**What to produce**
Copy the lines from the records word for word, starting at the line containing "item 04: Lorem" and ending at the line containing "item 04: 04 xyxy=(488,77,501,89)", both included.

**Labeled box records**

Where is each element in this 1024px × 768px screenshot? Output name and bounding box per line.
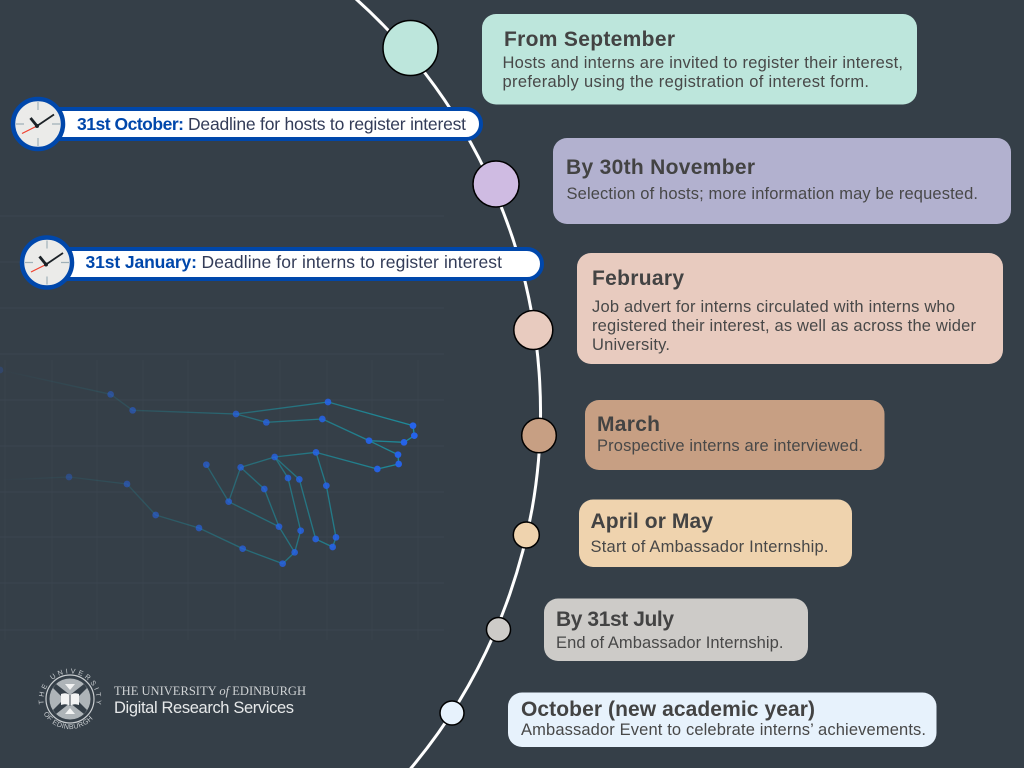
panel: February — [577, 253, 1003, 364]
panel: April or May — [579, 500, 852, 567]
banner text: 31st January: — [86, 252, 197, 272]
heading: By 31st July — [556, 608, 674, 631]
body text: End of Ambassador Internship. — [556, 634, 784, 652]
panel: By 31st July — [544, 598, 808, 661]
body text: Ambassador Event to celebrate interns’ achievements. — [521, 721, 926, 739]
banner text: Deadline for hosts to register interest — [188, 114, 466, 134]
icon: clock — [13, 99, 63, 149]
banner pill — [50, 249, 542, 279]
timeline marker: March — [522, 418, 556, 453]
hand skeleton illustration — [0, 367, 418, 567]
body text: Job advert for interns circulated with interns who — [592, 298, 955, 316]
icon: university seal — [38, 668, 102, 730]
logo text: department: Digital Research Services — [114, 699, 294, 717]
logo text: university name: THE UNIVERSITY of EDINBURGH — [114, 684, 306, 698]
timeline marker: October — [440, 701, 464, 725]
banner text: 31st October: — [77, 114, 184, 134]
heading: April or May — [590, 510, 713, 533]
heading: From September — [504, 28, 675, 51]
timeline marker: February — [514, 310, 553, 350]
body text: Selection of hosts; more information may be requested. — [566, 185, 978, 203]
body text: University. — [592, 336, 670, 354]
panel: From September — [482, 14, 917, 104]
body text: registered their interest, as well as across the wider — [592, 317, 976, 335]
timeline marker: April or May — [513, 522, 539, 548]
heading: March — [597, 413, 660, 436]
deadline banner: 31st January — [22, 238, 542, 288]
icon: clock — [22, 238, 72, 288]
banner text: Deadline for interns to register interest — [202, 252, 502, 272]
body text: Hosts and interns are invited to register their interest, — [502, 54, 903, 72]
body text: Start of Ambassador Internship. — [590, 538, 828, 556]
icon: university seal: THE UNIVERSITY — [38, 668, 102, 704]
timeline marker: By 30th November — [473, 161, 519, 207]
timeline marker: From September — [383, 20, 438, 76]
timeline curve — [352, 0, 541, 768]
body text: Prospective interns are interviewed. — [597, 437, 863, 455]
logo: University of Edinburgh Digital Research Services — [38, 668, 306, 730]
heading: February — [592, 267, 684, 290]
icon: university seal: OF EDINBURGH — [44, 712, 92, 730]
panel: By 30th November — [553, 138, 1011, 224]
heading: By 30th November — [566, 156, 755, 179]
panel: March — [585, 400, 884, 470]
deadline banner: 31st October — [13, 99, 481, 149]
panel: October — [508, 692, 936, 747]
heading: October (new academic year) — [521, 698, 815, 721]
banner pill — [40, 109, 481, 139]
body text: preferably using the registration of interest form. — [502, 73, 869, 91]
timeline marker: By 31st July — [486, 618, 510, 642]
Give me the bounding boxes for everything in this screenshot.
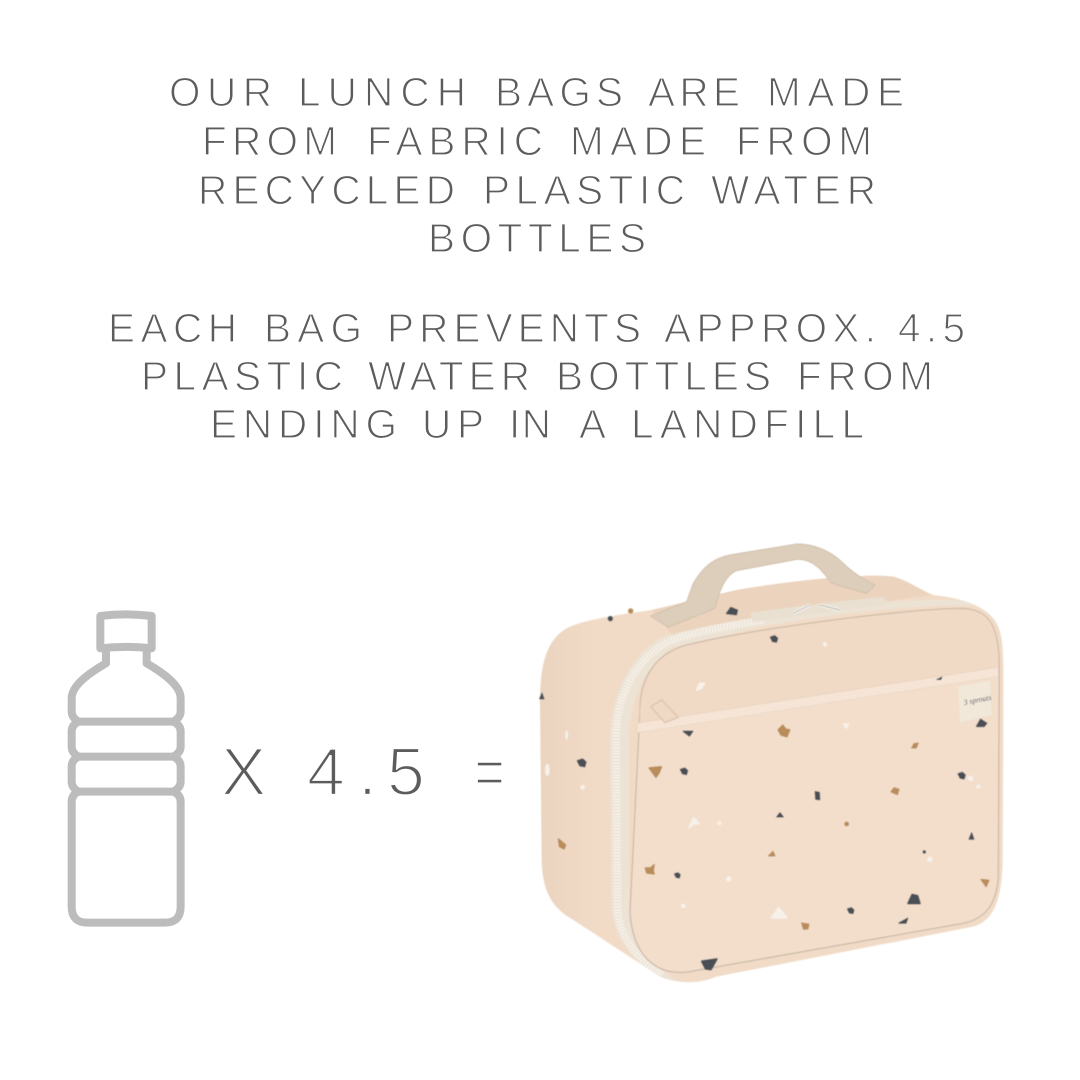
line: plastic water bottles from: WATER	[368, 353, 530, 399]
front panel	[630, 608, 999, 972]
line: each bag prevents approx. 4.5: EACH	[108, 305, 237, 351]
line: plastic water bottles from: FROM	[797, 353, 933, 399]
line: from fabric made from: MADE	[570, 118, 706, 164]
illustration: speckled lunch bag	[540, 544, 1003, 982]
zipper pulls	[750, 597, 888, 622]
line: each bag prevents approx. 4.5: 4.5	[898, 305, 965, 351]
text block: recycled fabric statement	[169, 69, 904, 261]
line: ending up in a landfill	[210, 401, 864, 447]
line: each bag prevents approx. 4.5: APPROX.	[664, 305, 876, 351]
terrazzo speckles	[540, 608, 987, 969]
line: ending up in a landfill: LANDFILL	[631, 401, 864, 447]
line: recycled plastic water: RECYCLED	[198, 167, 455, 213]
line: plastic water bottles from	[141, 353, 933, 399]
line: ending up in a landfill: UP	[422, 401, 484, 447]
line: plastic water bottles from: PLASTIC	[141, 353, 343, 399]
icon: plastic water bottle	[72, 614, 181, 923]
line: recycled plastic water	[198, 167, 876, 213]
bag body	[540, 576, 1003, 982]
equation: times 4.5 equals: 5	[387, 734, 425, 810]
equation: times 4.5 equals: 4	[307, 734, 345, 810]
line: our lunch bags are made: ARE	[648, 69, 740, 115]
line: from fabric made from: FABRIC	[367, 118, 543, 164]
line: our lunch bags are made: LUNCH	[298, 69, 466, 115]
line: each bag prevents approx. 4.5: PREVENTS	[387, 305, 641, 351]
equation: times 4.5 equals: .	[358, 734, 377, 810]
line: recycled plastic water: WATER	[711, 167, 876, 213]
zipper	[610, 600, 977, 981]
line: plastic water bottles from: BOTTLES	[556, 353, 771, 399]
top face	[652, 576, 933, 637]
handle strap	[651, 544, 875, 627]
line: recycled plastic water: PLASTIC	[483, 167, 685, 213]
line: ending up in a landfill: A	[579, 401, 606, 447]
line: our lunch bags are made: MADE	[767, 69, 904, 115]
line: each bag prevents approx. 4.5: BAG	[264, 305, 362, 351]
equation: times 4.5 equals: =	[474, 733, 505, 810]
upper panel above pocket	[640, 609, 999, 723]
sewn brand label	[958, 681, 992, 723]
equation: times 4.5 equals	[221, 733, 505, 810]
line: bottles: BOTTLES	[428, 215, 646, 261]
line: our lunch bags are made	[169, 69, 904, 115]
pocket fold	[637, 667, 998, 733]
line: our lunch bags are made: OUR	[169, 69, 272, 115]
line: from fabric made from	[202, 118, 872, 164]
line: from fabric made from: FROM	[202, 118, 337, 164]
pocket zip pull	[651, 700, 678, 723]
line: each bag prevents approx. 4.5	[108, 305, 965, 351]
equation: times 4.5 equals: X	[221, 734, 266, 810]
sewn brand label: 3 sprouts	[962, 693, 992, 707]
text block: bottles prevented statement	[108, 305, 965, 447]
line: our lunch bags are made: BAGS	[495, 69, 623, 115]
line: ending up in a landfill: IN	[509, 401, 551, 447]
line: from fabric made from: FROM	[736, 118, 872, 164]
line: ending up in a landfill: ENDING	[210, 401, 397, 447]
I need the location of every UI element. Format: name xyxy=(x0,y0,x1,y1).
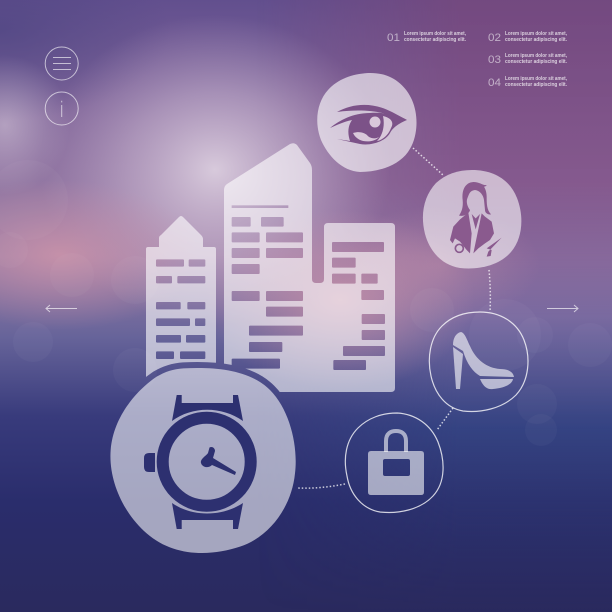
item 04: Lorem ipsum dolor sit amet, xyxy=(505,76,568,82)
legend list xyxy=(387,31,568,89)
item 02: Lorem ipsum dolor sit amet, xyxy=(505,31,568,37)
item 03: 03 xyxy=(488,54,501,66)
middle and right building xyxy=(224,143,395,392)
right arrow xyxy=(547,305,578,312)
item 03: consectetur adipiscing elit. xyxy=(505,59,568,65)
bag outline xyxy=(345,413,443,512)
icon: woman with scissors xyxy=(450,182,502,257)
item 04 xyxy=(488,76,568,89)
item 03: Lorem ipsum dolor sit amet, xyxy=(505,53,568,59)
watch blob xyxy=(110,368,296,553)
menu icon xyxy=(45,47,78,80)
eye blob xyxy=(317,73,417,172)
item 01: 01 xyxy=(387,32,400,44)
eye bubble xyxy=(317,73,417,172)
item 01 xyxy=(387,31,467,44)
item 04: 04 xyxy=(488,77,501,89)
dotted connectors xyxy=(297,148,490,488)
city buildings xyxy=(146,143,395,392)
shoe bubble xyxy=(429,312,528,411)
item 02: 02 xyxy=(488,32,501,44)
icon: high heel xyxy=(453,332,514,389)
item 01: Lorem ipsum dolor sit amet, xyxy=(404,31,467,37)
item 01: consectetur adipiscing elit. xyxy=(404,37,467,43)
item 03 xyxy=(488,53,568,66)
shoe outline xyxy=(429,312,528,411)
item 02 xyxy=(488,31,568,44)
icon: eye xyxy=(330,105,407,145)
item 02: consectetur adipiscing elit. xyxy=(505,37,568,43)
icon: bag xyxy=(368,431,424,495)
stylist blob xyxy=(423,170,521,268)
left arrow xyxy=(46,305,77,312)
info icon xyxy=(45,92,78,125)
bag bubble xyxy=(345,413,443,512)
watch bubble xyxy=(110,368,296,553)
stylist bubble xyxy=(423,170,521,268)
icon: wristwatch xyxy=(144,395,251,529)
item 04: consectetur adipiscing elit. xyxy=(505,82,568,88)
left building xyxy=(146,216,216,385)
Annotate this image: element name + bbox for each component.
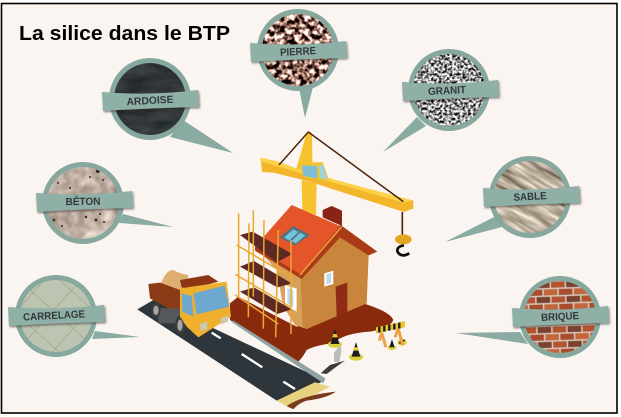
bubble: beton: [36, 162, 173, 244]
bubble: pierre: [250, 9, 347, 118]
bubble: pierre: PIERRE: [280, 45, 316, 59]
illustration: construction site: [137, 132, 413, 409]
scaffolding: [235, 210, 292, 337]
bubble: sable: [445, 156, 582, 242]
road: [137, 300, 336, 409]
crane: [261, 132, 413, 255]
jackhammer: [321, 345, 345, 374]
bubble: carrelage: CARRELAGE: [23, 308, 85, 324]
bubble: carrelage: [8, 275, 140, 357]
bubble: beton: BÉTON: [65, 195, 101, 208]
bubble: granit: [383, 49, 499, 152]
bubble: brique: [456, 276, 609, 358]
bubble: granit: GRANIT: [428, 84, 467, 98]
bubble: brique: BRIQUE: [541, 310, 579, 324]
bubble: ardoise: [102, 58, 233, 153]
title: La silice dans le BTP: [19, 23, 230, 45]
bubble: ardoise: ARDOISE: [126, 94, 174, 108]
house: [255, 205, 377, 329]
truck: [148, 270, 231, 337]
bubble: sable: SABLE: [513, 190, 547, 204]
ground: [230, 297, 393, 362]
cones: [328, 329, 407, 361]
barrier: [376, 321, 405, 347]
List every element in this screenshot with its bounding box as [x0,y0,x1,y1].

**Completed task**
item 04: Lorem ipsum dolor sit amet, xyxy=(505,76,568,82)
legend list xyxy=(387,31,568,89)
item 02: Lorem ipsum dolor sit amet, xyxy=(505,31,568,37)
item 03: 03 xyxy=(488,54,501,66)
middle and right building xyxy=(224,143,395,392)
right arrow xyxy=(547,305,578,312)
item 03: consectetur adipiscing elit. xyxy=(505,59,568,65)
bag outline xyxy=(345,413,443,512)
icon: woman with scissors xyxy=(450,182,502,257)
item 04 xyxy=(488,76,568,89)
item 03: Lorem ipsum dolor sit amet, xyxy=(505,53,568,59)
watch blob xyxy=(110,368,296,553)
menu icon xyxy=(45,47,78,80)
eye blob xyxy=(317,73,417,172)
item 01: 01 xyxy=(387,32,400,44)
eye bubble xyxy=(317,73,417,172)
item 01 xyxy=(387,31,467,44)
item 04: 04 xyxy=(488,77,501,89)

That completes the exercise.